> **Entries**:
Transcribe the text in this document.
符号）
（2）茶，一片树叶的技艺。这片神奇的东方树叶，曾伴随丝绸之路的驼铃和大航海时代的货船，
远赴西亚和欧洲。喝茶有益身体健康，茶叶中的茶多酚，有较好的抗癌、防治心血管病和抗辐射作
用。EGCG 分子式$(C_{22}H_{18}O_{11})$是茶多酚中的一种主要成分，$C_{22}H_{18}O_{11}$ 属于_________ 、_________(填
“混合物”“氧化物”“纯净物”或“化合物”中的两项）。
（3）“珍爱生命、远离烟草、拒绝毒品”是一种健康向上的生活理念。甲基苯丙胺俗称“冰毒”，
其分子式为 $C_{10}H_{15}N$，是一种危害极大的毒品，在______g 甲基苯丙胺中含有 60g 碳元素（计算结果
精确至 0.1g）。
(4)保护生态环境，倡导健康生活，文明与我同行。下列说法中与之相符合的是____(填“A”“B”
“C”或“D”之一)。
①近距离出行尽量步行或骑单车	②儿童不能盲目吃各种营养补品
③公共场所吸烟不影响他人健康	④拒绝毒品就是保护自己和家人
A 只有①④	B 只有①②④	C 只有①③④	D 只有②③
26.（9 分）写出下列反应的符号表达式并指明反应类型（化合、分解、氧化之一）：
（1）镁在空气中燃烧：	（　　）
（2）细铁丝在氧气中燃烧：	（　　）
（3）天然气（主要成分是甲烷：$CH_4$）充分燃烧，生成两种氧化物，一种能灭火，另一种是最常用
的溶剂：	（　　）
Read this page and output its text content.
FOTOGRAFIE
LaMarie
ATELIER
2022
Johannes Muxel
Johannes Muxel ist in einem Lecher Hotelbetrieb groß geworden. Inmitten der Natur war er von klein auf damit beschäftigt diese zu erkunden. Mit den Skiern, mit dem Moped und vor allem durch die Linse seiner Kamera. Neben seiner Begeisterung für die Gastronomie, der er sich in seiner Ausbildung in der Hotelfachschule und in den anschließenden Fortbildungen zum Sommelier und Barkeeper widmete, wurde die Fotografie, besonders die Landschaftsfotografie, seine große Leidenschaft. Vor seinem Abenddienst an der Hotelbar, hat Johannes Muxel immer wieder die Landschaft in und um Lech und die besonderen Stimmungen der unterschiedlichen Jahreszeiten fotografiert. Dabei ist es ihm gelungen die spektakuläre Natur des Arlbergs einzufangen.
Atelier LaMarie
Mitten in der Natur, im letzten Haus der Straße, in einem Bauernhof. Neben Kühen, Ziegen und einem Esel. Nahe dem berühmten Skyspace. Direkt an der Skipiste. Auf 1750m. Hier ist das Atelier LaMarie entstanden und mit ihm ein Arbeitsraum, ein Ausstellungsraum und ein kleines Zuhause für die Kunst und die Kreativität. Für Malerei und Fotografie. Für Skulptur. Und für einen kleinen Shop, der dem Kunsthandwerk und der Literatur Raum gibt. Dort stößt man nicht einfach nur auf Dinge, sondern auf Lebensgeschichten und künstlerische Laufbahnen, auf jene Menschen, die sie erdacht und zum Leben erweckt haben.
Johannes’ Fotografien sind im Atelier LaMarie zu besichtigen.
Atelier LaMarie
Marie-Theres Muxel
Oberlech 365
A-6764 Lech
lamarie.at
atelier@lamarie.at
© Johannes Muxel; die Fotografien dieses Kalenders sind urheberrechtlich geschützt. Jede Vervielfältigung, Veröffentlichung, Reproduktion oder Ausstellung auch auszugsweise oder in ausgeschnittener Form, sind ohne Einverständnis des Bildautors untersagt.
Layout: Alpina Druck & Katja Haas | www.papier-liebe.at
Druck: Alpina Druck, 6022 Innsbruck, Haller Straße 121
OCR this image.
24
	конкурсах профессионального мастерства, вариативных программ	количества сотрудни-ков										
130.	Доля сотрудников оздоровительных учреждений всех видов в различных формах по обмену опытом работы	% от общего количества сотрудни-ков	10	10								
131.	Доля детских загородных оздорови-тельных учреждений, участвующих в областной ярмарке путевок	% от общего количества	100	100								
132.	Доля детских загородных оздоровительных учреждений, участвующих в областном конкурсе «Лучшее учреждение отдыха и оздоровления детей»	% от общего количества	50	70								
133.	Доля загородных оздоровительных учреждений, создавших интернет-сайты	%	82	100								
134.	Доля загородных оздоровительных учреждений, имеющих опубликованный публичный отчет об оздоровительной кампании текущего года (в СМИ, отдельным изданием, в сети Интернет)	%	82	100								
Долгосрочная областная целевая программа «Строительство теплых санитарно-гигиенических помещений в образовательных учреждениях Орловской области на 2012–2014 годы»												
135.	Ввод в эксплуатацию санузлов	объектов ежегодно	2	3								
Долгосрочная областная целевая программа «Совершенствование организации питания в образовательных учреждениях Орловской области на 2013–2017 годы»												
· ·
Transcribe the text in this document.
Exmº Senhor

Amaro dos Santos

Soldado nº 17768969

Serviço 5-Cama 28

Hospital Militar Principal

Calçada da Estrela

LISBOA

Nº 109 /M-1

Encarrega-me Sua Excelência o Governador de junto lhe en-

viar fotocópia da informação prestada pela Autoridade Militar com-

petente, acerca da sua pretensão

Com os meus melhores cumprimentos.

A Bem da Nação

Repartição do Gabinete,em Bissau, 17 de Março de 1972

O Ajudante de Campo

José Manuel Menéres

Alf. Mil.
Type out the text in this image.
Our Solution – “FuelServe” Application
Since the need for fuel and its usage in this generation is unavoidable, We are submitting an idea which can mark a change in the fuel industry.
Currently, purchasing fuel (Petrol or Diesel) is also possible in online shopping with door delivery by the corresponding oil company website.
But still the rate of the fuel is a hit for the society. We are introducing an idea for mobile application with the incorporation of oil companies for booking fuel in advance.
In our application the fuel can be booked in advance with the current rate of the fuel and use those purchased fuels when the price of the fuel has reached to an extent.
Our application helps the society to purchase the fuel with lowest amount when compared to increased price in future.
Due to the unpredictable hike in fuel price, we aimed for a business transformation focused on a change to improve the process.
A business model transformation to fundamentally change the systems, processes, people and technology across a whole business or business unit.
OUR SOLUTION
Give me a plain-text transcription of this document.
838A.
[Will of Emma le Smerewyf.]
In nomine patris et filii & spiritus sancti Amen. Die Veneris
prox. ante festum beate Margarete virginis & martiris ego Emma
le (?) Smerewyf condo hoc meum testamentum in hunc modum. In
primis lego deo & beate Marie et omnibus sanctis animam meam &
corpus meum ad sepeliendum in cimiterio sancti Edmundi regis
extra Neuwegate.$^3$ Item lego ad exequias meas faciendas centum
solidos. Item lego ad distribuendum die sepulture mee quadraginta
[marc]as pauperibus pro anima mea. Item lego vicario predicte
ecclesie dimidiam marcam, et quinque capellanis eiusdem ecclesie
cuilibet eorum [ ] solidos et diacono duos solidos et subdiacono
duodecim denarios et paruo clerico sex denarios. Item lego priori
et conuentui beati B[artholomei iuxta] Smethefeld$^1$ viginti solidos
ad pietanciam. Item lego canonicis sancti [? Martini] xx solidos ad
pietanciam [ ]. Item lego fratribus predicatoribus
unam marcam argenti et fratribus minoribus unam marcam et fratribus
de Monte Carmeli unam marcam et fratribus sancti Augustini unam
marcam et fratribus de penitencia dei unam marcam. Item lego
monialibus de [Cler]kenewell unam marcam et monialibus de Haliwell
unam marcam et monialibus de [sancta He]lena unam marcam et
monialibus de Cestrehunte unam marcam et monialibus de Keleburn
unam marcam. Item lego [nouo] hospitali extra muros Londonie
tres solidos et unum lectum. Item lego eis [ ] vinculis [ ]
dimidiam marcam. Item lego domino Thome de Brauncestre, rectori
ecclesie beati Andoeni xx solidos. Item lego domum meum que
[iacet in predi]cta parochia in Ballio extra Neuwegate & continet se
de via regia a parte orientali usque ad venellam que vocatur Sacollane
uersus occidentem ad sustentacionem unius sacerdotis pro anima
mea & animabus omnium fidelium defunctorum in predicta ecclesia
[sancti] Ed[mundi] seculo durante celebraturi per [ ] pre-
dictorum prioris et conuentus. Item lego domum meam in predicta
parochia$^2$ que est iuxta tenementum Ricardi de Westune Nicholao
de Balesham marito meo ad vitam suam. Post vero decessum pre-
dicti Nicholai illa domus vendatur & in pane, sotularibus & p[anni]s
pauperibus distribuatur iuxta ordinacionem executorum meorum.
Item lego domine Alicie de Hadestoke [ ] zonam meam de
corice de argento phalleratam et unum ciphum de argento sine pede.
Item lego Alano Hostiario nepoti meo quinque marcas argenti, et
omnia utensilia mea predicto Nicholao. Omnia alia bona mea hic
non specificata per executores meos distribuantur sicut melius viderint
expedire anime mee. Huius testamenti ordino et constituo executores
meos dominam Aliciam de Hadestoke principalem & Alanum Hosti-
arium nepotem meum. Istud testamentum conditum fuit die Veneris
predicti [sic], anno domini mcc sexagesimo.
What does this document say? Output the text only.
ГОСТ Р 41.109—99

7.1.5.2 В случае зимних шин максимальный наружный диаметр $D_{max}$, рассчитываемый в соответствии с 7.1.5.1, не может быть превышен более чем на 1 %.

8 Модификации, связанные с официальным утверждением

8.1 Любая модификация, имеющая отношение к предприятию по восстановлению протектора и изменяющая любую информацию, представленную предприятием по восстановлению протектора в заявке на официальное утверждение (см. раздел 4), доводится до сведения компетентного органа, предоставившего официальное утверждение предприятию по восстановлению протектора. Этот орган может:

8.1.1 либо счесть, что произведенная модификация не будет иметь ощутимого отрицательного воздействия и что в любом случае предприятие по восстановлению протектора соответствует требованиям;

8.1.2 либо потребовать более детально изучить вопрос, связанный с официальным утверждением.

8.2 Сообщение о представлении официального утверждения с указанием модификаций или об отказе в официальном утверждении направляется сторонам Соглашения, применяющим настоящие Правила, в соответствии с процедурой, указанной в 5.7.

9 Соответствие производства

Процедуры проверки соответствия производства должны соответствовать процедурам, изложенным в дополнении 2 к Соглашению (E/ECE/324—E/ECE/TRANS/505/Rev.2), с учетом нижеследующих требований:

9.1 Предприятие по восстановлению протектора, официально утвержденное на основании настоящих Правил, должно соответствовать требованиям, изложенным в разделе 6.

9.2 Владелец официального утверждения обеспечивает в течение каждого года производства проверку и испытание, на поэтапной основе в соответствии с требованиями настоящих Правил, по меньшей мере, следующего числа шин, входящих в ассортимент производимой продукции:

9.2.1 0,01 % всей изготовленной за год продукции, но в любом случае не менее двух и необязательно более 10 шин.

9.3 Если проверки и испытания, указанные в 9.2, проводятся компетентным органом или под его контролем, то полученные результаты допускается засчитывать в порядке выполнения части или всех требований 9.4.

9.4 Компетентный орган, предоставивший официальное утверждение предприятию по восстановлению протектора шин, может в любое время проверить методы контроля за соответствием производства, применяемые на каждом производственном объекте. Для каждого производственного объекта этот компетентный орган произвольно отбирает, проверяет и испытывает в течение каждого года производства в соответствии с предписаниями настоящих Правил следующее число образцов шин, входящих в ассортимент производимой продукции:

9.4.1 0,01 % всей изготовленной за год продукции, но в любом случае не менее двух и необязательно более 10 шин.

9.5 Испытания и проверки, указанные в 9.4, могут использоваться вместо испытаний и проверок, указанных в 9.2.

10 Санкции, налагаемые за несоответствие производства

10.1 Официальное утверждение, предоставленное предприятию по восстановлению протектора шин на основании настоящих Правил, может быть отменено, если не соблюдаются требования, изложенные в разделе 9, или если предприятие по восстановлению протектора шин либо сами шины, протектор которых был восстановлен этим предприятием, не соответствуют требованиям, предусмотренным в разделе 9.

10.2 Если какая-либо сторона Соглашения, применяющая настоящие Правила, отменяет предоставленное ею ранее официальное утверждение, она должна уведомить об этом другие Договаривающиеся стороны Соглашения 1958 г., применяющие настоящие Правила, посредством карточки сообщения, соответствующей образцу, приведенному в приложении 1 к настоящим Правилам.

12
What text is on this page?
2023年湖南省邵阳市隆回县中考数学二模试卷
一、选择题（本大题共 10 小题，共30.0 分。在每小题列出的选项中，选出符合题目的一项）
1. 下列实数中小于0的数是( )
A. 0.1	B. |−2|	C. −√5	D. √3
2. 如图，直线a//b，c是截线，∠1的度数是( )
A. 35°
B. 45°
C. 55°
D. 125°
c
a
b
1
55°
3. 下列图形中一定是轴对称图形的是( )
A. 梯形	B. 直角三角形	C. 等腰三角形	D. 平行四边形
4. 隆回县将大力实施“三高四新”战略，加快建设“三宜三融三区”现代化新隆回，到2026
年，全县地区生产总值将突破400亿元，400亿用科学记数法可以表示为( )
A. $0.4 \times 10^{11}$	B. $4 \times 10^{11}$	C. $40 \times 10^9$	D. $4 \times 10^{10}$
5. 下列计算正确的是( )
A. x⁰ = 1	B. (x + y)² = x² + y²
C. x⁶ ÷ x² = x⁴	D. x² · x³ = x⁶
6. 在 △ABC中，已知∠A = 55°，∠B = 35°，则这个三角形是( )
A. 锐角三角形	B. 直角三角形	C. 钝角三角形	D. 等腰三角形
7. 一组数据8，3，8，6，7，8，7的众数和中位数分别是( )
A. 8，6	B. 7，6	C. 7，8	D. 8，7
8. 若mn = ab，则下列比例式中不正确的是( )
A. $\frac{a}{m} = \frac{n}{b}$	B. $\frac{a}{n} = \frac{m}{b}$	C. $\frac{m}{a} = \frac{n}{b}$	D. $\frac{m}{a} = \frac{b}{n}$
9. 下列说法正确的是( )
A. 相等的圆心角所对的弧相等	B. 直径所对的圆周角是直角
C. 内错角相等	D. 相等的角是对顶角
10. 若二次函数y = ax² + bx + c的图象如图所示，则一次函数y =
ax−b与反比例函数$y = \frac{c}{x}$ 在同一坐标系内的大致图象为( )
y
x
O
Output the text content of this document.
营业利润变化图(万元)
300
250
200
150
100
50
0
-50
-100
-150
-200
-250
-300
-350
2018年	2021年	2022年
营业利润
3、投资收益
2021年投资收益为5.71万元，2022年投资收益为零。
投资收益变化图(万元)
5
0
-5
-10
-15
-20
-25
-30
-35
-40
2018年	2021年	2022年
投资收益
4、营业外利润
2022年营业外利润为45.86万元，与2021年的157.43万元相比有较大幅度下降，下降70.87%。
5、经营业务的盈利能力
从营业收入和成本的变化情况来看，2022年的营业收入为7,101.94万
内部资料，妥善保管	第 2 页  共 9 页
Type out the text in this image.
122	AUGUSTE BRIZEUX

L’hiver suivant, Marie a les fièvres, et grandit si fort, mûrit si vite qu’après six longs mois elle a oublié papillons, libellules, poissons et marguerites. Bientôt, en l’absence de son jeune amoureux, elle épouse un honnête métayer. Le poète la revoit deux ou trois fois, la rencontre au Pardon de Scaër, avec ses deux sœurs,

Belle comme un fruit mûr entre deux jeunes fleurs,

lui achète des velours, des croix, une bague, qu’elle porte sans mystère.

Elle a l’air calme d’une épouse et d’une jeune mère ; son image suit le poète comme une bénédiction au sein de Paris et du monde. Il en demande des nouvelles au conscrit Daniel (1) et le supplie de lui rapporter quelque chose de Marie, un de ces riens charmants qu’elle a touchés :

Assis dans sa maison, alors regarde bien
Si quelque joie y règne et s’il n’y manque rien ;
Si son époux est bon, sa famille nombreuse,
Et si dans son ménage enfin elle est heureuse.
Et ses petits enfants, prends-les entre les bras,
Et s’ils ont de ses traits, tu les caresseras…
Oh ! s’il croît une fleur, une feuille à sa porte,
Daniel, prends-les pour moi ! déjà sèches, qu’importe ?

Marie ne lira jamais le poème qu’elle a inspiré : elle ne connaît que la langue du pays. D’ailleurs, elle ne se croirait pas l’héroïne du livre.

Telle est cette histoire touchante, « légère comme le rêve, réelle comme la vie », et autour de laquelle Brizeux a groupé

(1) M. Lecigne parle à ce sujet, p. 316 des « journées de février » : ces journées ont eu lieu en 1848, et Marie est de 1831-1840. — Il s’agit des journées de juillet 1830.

> **Challenge**:
Locate all lines that include the word "указанные" and copy them out.

> **Reply to the exercise**:
9.3 Если проверки и испытания, указанные в 9.2, проводятся компетентным органом или под его контролем, то полученные результаты допускается засчитывать в порядке выполнения части или всех требований 9.4.
9.5 Испытания и проверки, указанные в 9.4, могут использоваться вместо испытаний и проверок, указанных в 9.2.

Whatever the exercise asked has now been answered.